Look through the material below, count the lines containing the word "label", and state only the count.

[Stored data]
------------------------------------------------------------------------

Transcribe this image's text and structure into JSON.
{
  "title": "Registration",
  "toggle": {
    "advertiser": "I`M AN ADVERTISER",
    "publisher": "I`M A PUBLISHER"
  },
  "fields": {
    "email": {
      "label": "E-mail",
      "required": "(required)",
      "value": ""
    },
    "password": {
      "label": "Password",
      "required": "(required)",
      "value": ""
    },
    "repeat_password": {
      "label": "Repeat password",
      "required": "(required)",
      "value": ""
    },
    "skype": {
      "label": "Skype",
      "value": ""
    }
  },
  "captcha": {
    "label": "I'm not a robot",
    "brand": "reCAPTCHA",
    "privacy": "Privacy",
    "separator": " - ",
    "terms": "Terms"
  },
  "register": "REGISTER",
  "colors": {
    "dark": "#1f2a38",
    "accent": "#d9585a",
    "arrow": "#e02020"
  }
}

------------------------------------------------------------------------

● **Reply**
5